Task brief:
Omit the pictures, then write out every entry exactly as it reads.

— start of Data shown —

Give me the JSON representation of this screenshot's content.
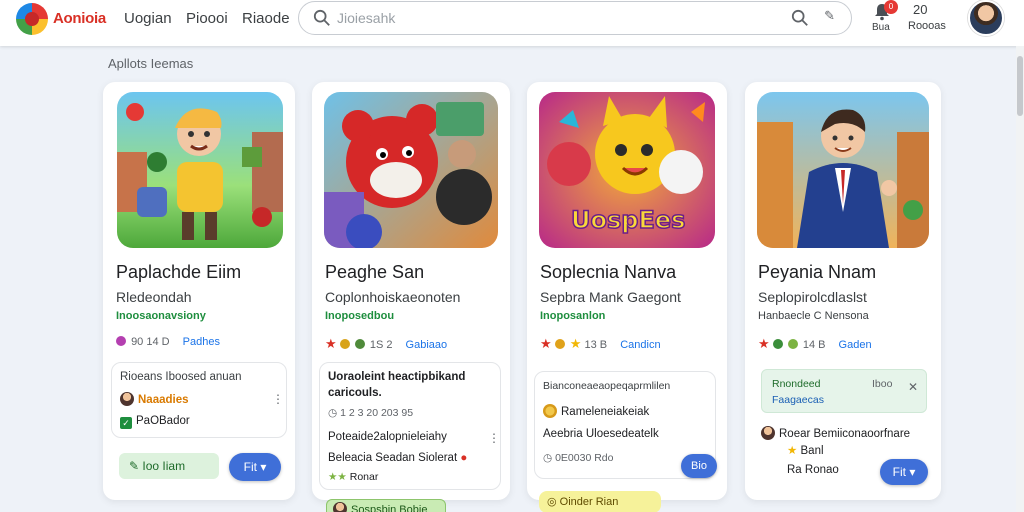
{
  "header": {
    "brand": "Aonioia",
    "nav": [
      "Uogian",
      "Pioooi",
      "Riaode"
    ],
    "search_placeholder": "Jioiesahk",
    "notif_badge": "0",
    "notif_label": "Bua",
    "count": "20",
    "count_label": "Roooas"
  },
  "section_title": "Apllots Ieemas",
  "cards": [
    {
      "title": "Paplachde Eiim",
      "subtitle": "Rledeondah",
      "tag": "Inoosaonavsiony",
      "rating_text": "90 14 D",
      "rating_link": "Padhes",
      "row1": "Rioeans Iboosed anuan",
      "row2": "Naaadies",
      "row3": "PaOBador",
      "button_green": "Ioo Iiam",
      "button_blue": "Fit"
    },
    {
      "title": "Peaghe San",
      "subtitle": "Coplonhoiskaeonoten",
      "tag": "Inoposedbou",
      "rating_text": "1S 2",
      "rating_link": "Gabiaao",
      "row1": "Uoraoleint heactipbikand",
      "row1b": "caricouls.",
      "row2": "1 2 3 20 203 95",
      "row3": "Poteaide2alopnieleiahy",
      "row4": "Beleacia Seadan Siolerat",
      "row5": "Ronar",
      "chip": "Sospsbin Bobie"
    },
    {
      "title": "Soplecnia Nanva",
      "subtitle": "Sepbra Mank Gaegont",
      "tag": "Inoposanlon",
      "rating_text": "13 B",
      "rating_link": "Candicn",
      "row1": "Bianconeaeaopeqaprmlilen",
      "row2": "Rameleneiakeiak",
      "row3": "Aeebria Uloesedeatelk",
      "row4": "0E0030 Rdo",
      "button_blue": "Bio",
      "chip": "Oinder Rian"
    },
    {
      "title": "Peyania Nnam",
      "subtitle": "Seplopirolcdlaslst",
      "tag": "Hanbaecle C Nensona",
      "rating_text": "14 B",
      "rating_link": "Gaden",
      "notice1": "Rnondeed",
      "notice2": "Faagaecas",
      "notice3": "Iboo",
      "row1": "Roear Bemiiconaoorfnare",
      "row2": "Banl",
      "row3": "Ra Ronao",
      "button_blue": "Fit"
    }
  ],
  "colors": {
    "accent": "#3f6fd8",
    "brand": "#d93025",
    "tag": "#1e8e3e",
    "background": "#eef2f8"
  }
}
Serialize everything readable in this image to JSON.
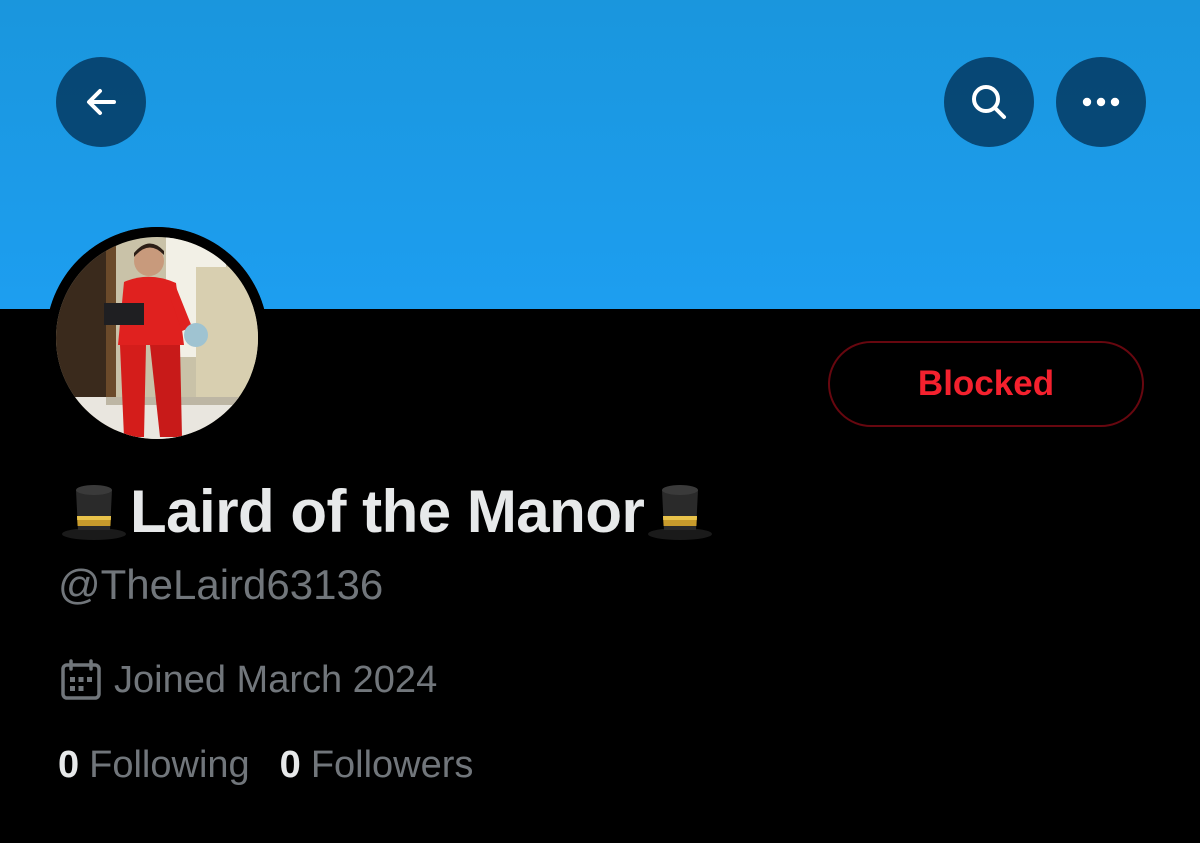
{
  "header": {
    "banner_color": "#1d9bf0",
    "back_icon": "arrow-left-icon",
    "search_icon": "search-icon",
    "more_icon": "more-horizontal-icon"
  },
  "profile": {
    "display_name": "Laird of the Manor",
    "name_emoji": "top-hat-icon",
    "handle": "@TheLaird63136",
    "joined": "Joined March 2024",
    "joined_icon": "calendar-icon",
    "relationship_button": "Blocked",
    "relationship_color": "#f4212e"
  },
  "stats": {
    "following_count": "0",
    "following_label": "Following",
    "followers_count": "0",
    "followers_label": "Followers"
  }
}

— end of Data shown —

Output for this exercise:
Give me the JSON representation of this screenshot's content.
{
  "header": {
    "brand": "Aonioia",
    "nav": [
      "Uogian",
      "Pioooi",
      "Riaode"
    ],
    "search_placeholder": "Jioiesahk",
    "notif_badge": "0",
    "notif_label": "Bua",
    "count": "20",
    "count_label": "Roooas"
  },
  "section_title": "Apllots Ieemas",
  "cards": [
    {
      "title": "Paplachde Eiim",
      "subtitle": "Rledeondah",
      "tag": "Inoosaonavsiony",
      "rating_text": "90 14 D",
      "rating_link": "Padhes",
      "row1": "Rioeans Iboosed anuan",
      "row2": "Naaadies",
      "row3": "PaOBador",
      "button_green": "Ioo Iiam",
      "button_blue": "Fit"
    },
    {
      "title": "Peaghe San",
      "subtitle": "Coplonhoiskaeonoten",
      "tag": "Inoposedbou",
      "rating_text": "1S 2",
      "rating_link": "Gabiaao",
      "row1": "Uoraoleint heactipbikand",
      "row1b": "caricouls.",
      "row2": "1 2 3 20 203 95",
      "row3": "Poteaide2alopnieleiahy",
      "row4": "Beleacia Seadan Siolerat",
      "row5": "Ronar",
      "chip": "Sospsbin Bobie"
    },
    {
      "title": "Soplecnia Nanva",
      "subtitle": "Sepbra Mank Gaegont",
      "tag": "Inoposanlon",
      "rating_text": "13 B",
      "rating_link": "Candicn",
      "row1": "Bianconeaeaopeqaprmlilen",
      "row2": "Rameleneiakeiak",
      "row3": "Aeebria Uloesedeatelk",
      "row4": "0E0030 Rdo",
      "button_blue": "Bio",
      "chip": "Oinder Rian"
    },
    {
      "title": "Peyania Nnam",
      "subtitle": "Seplopirolcdlaslst",
      "tag": "Hanbaecle C Nensona",
      "rating_text": "14 B",
      "rating_link": "Gaden",
      "notice1": "Rnondeed",
      "notice2": "Faagaecas",
      "notice3": "Iboo",
      "row1": "Roear Bemiiconaoorfnare",
      "row2": "Banl",
      "row3": "Ra Ronao",
      "button_blue": "Fit"
    }
  ],
  "colors": {
    "accent": "#3f6fd8",
    "brand": "#d93025",
    "tag": "#1e8e3e",
    "background": "#eef2f8"
  }
}
Serialize everything readable in this image to JSON.
{
  "header": {
    "banner_color": "#1d9bf0",
    "back_icon": "arrow-left-icon",
    "search_icon": "search-icon",
    "more_icon": "more-horizontal-icon"
  },
  "profile": {
    "display_name": "Laird of the Manor",
    "name_emoji": "top-hat-icon",
    "handle": "@TheLaird63136",
    "joined": "Joined March 2024",
    "joined_icon": "calendar-icon",
    "relationship_button": "Blocked",
    "relationship_color": "#f4212e"
  },
  "stats": {
    "following_count": "0",
    "following_label": "Following",
    "followers_count": "0",
    "followers_label": "Followers"
  }
}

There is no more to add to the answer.